Pick out each line of the records in which the word "initNodes" appears.
== == ==
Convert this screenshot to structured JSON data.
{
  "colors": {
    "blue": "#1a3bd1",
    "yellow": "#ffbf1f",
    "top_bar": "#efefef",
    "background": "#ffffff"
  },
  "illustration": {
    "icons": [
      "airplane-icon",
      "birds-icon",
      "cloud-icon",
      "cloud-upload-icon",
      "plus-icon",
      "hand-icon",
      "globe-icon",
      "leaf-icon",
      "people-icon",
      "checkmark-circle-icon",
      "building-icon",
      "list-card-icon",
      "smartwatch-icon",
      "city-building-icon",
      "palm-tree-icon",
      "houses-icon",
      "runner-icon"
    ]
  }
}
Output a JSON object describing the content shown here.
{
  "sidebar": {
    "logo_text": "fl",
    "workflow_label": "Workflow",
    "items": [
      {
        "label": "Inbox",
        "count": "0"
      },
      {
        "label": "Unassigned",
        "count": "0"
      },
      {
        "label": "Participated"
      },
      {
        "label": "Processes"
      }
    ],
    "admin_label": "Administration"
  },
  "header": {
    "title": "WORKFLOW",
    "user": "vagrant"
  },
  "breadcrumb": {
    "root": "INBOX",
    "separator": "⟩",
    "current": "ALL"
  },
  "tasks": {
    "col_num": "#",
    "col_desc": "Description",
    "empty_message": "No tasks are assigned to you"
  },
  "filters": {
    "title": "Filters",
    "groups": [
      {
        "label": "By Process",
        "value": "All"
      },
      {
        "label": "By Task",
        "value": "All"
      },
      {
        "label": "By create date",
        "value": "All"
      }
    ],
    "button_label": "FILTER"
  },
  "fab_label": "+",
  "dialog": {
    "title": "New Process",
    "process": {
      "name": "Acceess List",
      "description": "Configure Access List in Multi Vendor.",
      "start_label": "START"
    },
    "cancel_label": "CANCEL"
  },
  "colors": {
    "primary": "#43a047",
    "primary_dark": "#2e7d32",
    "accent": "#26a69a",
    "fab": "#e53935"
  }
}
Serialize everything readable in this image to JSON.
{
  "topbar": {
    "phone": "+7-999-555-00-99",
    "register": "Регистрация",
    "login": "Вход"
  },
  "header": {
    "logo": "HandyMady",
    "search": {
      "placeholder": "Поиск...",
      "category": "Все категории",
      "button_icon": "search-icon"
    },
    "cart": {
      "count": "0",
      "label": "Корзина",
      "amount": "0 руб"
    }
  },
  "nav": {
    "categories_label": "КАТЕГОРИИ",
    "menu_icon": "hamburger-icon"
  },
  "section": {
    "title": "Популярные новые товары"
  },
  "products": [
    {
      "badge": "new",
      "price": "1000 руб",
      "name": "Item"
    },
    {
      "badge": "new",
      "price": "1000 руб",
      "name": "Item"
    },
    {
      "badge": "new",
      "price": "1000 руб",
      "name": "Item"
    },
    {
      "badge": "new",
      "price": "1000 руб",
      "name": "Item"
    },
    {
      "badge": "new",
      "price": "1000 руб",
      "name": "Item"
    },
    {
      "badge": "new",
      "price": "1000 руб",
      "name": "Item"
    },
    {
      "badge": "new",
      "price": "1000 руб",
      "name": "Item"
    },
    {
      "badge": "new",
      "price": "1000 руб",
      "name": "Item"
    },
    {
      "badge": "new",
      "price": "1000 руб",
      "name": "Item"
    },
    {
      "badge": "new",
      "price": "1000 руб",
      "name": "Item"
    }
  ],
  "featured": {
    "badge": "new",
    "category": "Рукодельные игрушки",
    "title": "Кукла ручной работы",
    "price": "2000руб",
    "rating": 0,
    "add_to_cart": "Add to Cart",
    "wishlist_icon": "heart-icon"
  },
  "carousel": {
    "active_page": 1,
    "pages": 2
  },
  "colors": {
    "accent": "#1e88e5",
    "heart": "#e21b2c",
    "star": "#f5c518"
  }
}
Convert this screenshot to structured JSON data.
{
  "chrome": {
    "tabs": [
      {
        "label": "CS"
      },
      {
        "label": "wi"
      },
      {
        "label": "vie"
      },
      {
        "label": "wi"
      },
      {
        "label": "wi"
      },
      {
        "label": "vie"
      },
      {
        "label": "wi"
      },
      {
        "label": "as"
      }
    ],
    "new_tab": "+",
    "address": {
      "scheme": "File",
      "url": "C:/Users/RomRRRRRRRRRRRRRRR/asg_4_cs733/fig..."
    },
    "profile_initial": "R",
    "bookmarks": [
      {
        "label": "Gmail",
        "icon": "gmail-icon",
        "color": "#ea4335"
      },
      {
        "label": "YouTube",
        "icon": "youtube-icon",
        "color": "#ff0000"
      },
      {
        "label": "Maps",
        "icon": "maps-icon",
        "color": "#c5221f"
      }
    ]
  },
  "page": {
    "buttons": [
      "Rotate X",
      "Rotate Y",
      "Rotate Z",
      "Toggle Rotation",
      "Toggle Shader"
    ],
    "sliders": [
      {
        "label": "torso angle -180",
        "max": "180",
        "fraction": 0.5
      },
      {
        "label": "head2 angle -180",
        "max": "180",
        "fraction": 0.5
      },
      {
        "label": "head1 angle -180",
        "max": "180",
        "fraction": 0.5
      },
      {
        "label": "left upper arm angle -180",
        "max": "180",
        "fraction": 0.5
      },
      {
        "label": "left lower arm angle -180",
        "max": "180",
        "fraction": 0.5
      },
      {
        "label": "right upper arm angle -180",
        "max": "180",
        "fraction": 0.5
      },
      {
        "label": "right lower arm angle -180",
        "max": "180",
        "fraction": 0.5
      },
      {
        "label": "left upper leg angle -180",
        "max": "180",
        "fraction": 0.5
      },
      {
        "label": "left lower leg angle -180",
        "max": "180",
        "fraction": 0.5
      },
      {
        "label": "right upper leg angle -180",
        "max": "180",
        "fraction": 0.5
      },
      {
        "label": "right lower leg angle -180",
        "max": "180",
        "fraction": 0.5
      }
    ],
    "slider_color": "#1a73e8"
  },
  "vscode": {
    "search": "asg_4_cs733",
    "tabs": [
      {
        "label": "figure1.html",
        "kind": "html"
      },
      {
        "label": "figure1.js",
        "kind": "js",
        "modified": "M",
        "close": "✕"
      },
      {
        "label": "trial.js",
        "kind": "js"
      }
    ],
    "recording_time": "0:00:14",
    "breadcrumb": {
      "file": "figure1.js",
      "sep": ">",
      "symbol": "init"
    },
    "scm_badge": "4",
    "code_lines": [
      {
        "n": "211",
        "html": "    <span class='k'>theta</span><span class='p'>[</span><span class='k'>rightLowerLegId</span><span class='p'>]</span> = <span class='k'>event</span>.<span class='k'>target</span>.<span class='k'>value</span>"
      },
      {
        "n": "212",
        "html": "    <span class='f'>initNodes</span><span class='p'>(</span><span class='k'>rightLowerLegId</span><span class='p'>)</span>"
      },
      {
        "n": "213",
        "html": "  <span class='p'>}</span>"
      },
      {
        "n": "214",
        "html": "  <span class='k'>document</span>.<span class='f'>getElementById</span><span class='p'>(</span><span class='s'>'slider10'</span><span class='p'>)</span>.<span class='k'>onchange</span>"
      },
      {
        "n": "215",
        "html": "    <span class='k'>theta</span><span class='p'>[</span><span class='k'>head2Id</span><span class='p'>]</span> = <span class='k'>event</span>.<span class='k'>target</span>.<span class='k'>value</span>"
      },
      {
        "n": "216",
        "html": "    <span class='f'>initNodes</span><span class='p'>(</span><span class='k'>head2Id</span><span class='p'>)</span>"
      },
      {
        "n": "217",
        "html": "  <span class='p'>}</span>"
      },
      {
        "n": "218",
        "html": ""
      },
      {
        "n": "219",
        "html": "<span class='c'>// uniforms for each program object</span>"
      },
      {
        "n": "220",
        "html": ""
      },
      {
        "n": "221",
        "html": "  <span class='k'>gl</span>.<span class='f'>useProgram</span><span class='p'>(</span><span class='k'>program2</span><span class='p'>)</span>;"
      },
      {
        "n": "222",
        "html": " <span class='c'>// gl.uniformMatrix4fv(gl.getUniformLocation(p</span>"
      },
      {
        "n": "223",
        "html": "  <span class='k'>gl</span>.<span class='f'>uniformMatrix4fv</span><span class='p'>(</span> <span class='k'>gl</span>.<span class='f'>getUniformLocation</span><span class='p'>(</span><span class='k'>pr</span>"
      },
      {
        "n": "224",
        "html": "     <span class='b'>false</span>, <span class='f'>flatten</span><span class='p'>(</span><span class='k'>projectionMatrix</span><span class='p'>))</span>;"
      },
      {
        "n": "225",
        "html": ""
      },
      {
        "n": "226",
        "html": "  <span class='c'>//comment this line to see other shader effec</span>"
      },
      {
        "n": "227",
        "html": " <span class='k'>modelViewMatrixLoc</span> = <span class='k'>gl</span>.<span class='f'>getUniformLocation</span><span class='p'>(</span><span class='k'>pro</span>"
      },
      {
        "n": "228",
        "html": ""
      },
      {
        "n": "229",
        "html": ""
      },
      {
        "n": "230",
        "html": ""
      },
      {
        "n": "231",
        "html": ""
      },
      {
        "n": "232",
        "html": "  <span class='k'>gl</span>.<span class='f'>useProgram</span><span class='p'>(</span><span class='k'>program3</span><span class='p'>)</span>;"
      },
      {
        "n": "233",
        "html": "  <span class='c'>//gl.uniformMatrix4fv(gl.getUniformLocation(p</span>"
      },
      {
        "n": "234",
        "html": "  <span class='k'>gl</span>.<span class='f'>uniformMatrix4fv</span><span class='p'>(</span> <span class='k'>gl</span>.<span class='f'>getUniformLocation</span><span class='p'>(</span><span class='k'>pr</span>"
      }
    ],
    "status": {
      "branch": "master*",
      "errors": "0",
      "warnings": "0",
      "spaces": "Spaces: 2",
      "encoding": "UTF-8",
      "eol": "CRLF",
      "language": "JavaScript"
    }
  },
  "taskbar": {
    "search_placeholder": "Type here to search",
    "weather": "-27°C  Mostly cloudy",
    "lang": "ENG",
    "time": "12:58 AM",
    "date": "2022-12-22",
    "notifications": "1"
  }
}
== == ==
> _Output_
        "html": "    <span class='f'>initNodes</span><span class='p'>(</span><span class='k'>rightLowerLegId</span><span class='p'>)</span>"
        "html": "    <span class='f'>initNodes</span><span class='p'>(</span><span class='k'>head2Id</span><span class='p'>)</span>"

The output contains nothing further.